__WORK INSTRUCTIONS__
Collect all the lines that mention the word "nghiệp".

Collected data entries
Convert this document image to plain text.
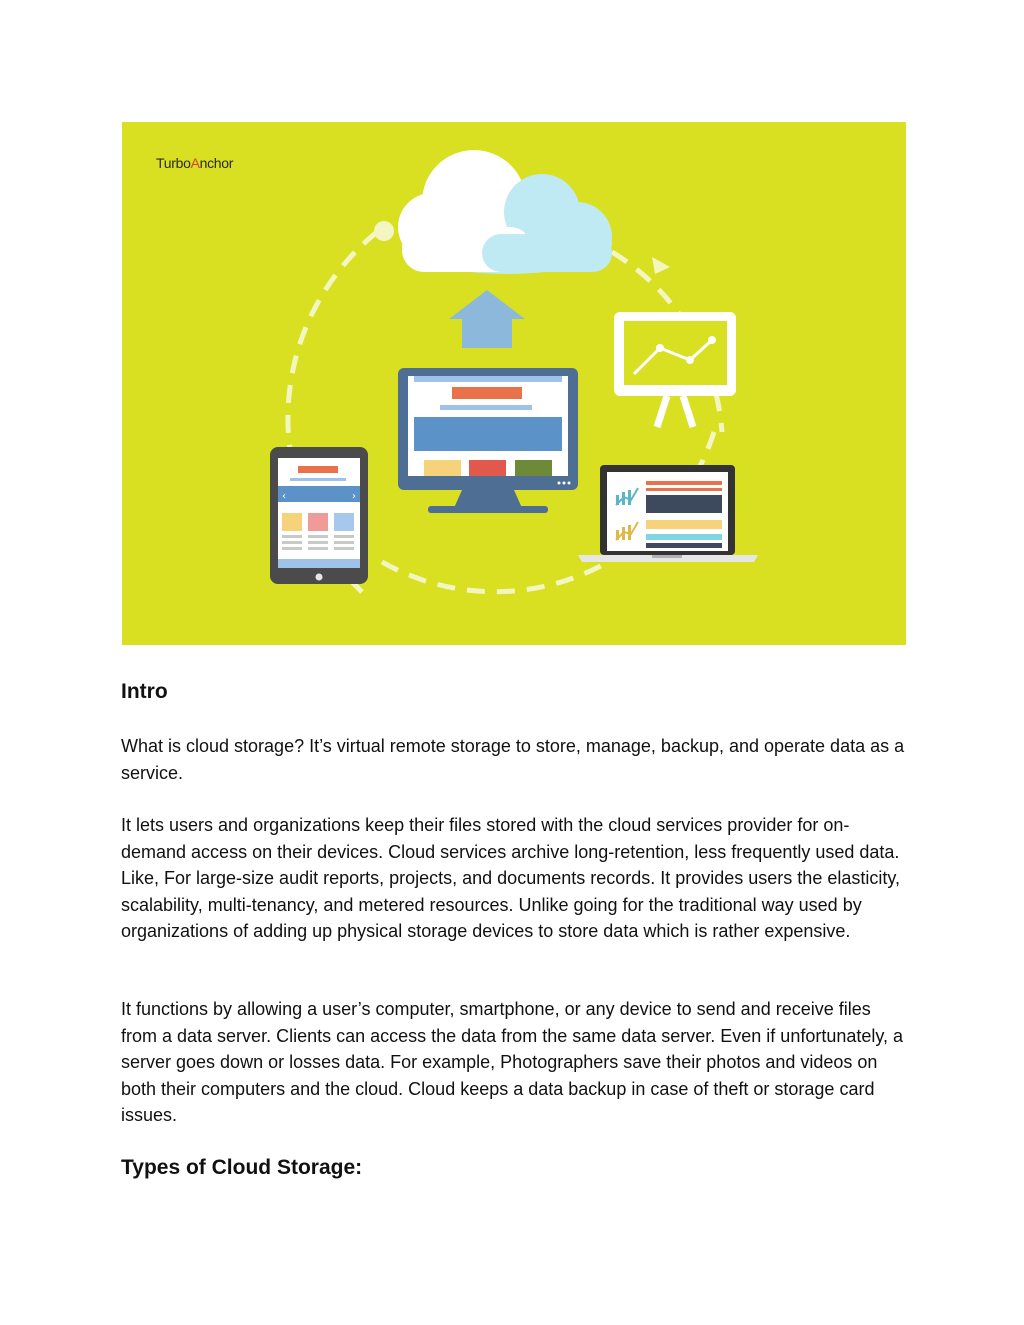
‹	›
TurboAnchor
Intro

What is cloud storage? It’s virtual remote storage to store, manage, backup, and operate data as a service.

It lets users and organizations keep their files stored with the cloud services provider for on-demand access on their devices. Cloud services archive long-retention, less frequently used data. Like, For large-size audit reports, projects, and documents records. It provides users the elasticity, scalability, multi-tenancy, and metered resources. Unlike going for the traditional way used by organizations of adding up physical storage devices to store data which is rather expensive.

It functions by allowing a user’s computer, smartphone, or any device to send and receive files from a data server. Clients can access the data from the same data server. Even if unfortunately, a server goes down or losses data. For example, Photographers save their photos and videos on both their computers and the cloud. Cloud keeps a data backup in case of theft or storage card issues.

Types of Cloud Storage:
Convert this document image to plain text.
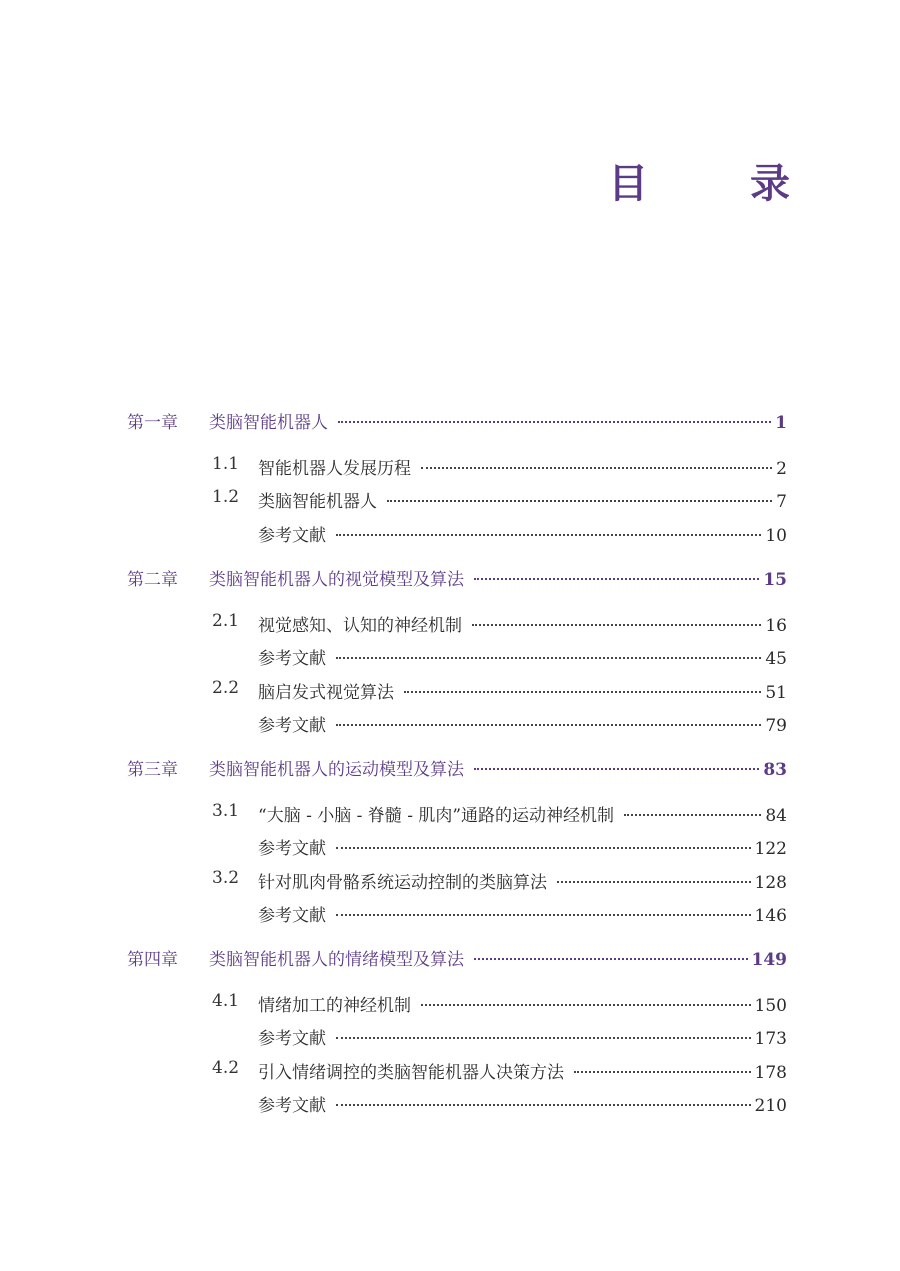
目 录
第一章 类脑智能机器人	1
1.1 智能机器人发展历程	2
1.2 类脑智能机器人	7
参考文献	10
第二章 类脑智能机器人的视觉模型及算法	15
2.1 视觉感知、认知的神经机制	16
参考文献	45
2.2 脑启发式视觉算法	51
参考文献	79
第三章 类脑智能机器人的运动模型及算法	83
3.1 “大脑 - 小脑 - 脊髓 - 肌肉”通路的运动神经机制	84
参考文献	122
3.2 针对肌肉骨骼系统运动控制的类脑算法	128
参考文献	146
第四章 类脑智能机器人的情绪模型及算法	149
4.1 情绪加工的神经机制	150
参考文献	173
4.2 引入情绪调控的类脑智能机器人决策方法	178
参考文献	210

---

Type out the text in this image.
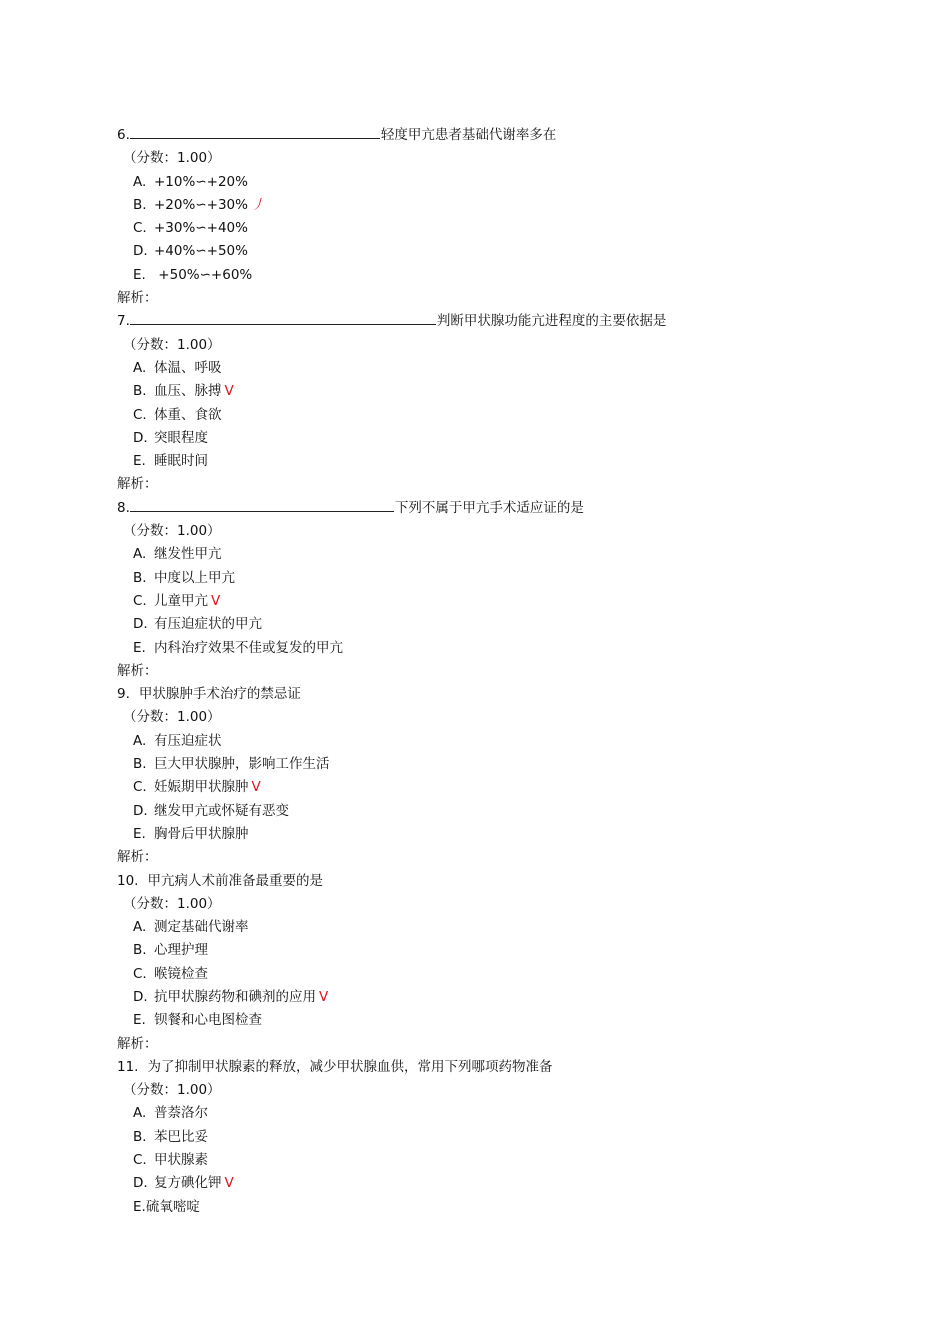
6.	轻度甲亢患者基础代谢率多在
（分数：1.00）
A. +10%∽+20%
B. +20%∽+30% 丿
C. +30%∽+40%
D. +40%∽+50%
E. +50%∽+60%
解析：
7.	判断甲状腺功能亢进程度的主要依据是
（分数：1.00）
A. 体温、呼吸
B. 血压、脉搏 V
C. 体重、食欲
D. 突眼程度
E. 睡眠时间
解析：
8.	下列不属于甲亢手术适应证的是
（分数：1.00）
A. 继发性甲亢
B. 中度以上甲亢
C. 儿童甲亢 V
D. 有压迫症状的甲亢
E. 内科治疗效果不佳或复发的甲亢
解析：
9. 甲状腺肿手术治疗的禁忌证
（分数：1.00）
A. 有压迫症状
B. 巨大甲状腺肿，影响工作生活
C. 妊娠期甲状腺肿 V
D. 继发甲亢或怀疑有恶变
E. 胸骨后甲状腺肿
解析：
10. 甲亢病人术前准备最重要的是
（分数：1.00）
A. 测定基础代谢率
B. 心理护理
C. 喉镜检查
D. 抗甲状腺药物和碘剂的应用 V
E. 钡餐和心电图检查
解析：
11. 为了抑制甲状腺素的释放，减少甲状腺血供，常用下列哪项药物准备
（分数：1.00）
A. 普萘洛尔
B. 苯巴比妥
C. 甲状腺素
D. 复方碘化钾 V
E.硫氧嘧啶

...

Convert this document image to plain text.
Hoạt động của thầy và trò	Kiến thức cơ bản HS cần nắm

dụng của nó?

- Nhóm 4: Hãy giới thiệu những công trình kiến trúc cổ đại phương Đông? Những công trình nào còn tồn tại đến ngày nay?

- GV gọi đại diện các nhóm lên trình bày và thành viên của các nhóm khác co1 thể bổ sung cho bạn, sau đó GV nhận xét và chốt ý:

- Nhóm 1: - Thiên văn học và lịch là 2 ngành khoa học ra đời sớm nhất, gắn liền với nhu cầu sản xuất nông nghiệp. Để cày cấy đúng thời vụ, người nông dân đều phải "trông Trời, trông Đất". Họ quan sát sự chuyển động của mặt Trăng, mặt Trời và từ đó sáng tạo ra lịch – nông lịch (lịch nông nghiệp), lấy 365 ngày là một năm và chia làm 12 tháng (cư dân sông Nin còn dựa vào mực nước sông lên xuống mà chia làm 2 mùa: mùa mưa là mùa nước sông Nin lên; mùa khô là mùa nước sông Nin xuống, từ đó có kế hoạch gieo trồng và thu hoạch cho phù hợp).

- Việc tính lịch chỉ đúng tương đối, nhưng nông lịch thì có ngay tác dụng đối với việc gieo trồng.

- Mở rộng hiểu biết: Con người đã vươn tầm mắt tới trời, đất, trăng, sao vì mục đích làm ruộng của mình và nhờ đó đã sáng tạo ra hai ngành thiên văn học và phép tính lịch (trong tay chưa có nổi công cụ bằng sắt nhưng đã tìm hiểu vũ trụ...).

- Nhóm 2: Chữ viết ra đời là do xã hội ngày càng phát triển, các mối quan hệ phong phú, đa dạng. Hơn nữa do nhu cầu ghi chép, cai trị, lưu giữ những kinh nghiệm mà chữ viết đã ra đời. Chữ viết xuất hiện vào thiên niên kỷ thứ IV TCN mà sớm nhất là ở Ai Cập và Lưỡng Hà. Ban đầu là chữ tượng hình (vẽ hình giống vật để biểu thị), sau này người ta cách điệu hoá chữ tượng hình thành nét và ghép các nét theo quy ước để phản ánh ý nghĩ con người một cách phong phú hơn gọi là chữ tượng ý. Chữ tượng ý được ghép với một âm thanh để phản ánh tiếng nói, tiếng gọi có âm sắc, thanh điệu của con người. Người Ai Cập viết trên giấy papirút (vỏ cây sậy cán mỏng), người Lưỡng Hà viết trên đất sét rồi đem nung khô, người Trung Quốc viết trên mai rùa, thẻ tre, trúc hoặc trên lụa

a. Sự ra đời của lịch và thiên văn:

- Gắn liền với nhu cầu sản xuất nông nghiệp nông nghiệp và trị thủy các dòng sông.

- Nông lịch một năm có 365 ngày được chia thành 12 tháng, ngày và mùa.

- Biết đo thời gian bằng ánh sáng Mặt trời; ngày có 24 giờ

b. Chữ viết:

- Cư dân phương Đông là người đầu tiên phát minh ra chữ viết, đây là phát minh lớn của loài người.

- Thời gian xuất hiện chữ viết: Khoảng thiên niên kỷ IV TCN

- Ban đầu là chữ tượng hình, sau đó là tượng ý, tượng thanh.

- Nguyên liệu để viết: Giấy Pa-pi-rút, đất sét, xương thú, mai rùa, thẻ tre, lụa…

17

__EXERCISE RESULT__
- Nhóm 1: - Thiên văn học và lịch là 2 ngành khoa học ra đời sớm nhất, gắn liền với nhu cầu sản xuất nông nghiệp. Để cày cấy đúng thời vụ, người nông dân đều phải "trông Trời, trông Đất". Họ quan sát sự chuyển động của mặt Trăng, mặt Trời và từ đó sáng tạo ra lịch – nông lịch (lịch nông nghiệp), lấy 365 ngày là một năm và chia làm 12 tháng (cư dân sông Nin còn dựa vào mực nước sông lên xuống mà chia làm 2 mùa: mùa mưa là mùa nước sông Nin lên; mùa khô là mùa nước sông Nin xuống, từ đó có kế hoạch gieo trồng và thu hoạch cho phù hợp).
- Gắn liền với nhu cầu sản xuất nông nghiệp nông nghiệp và trị thủy các dòng sông.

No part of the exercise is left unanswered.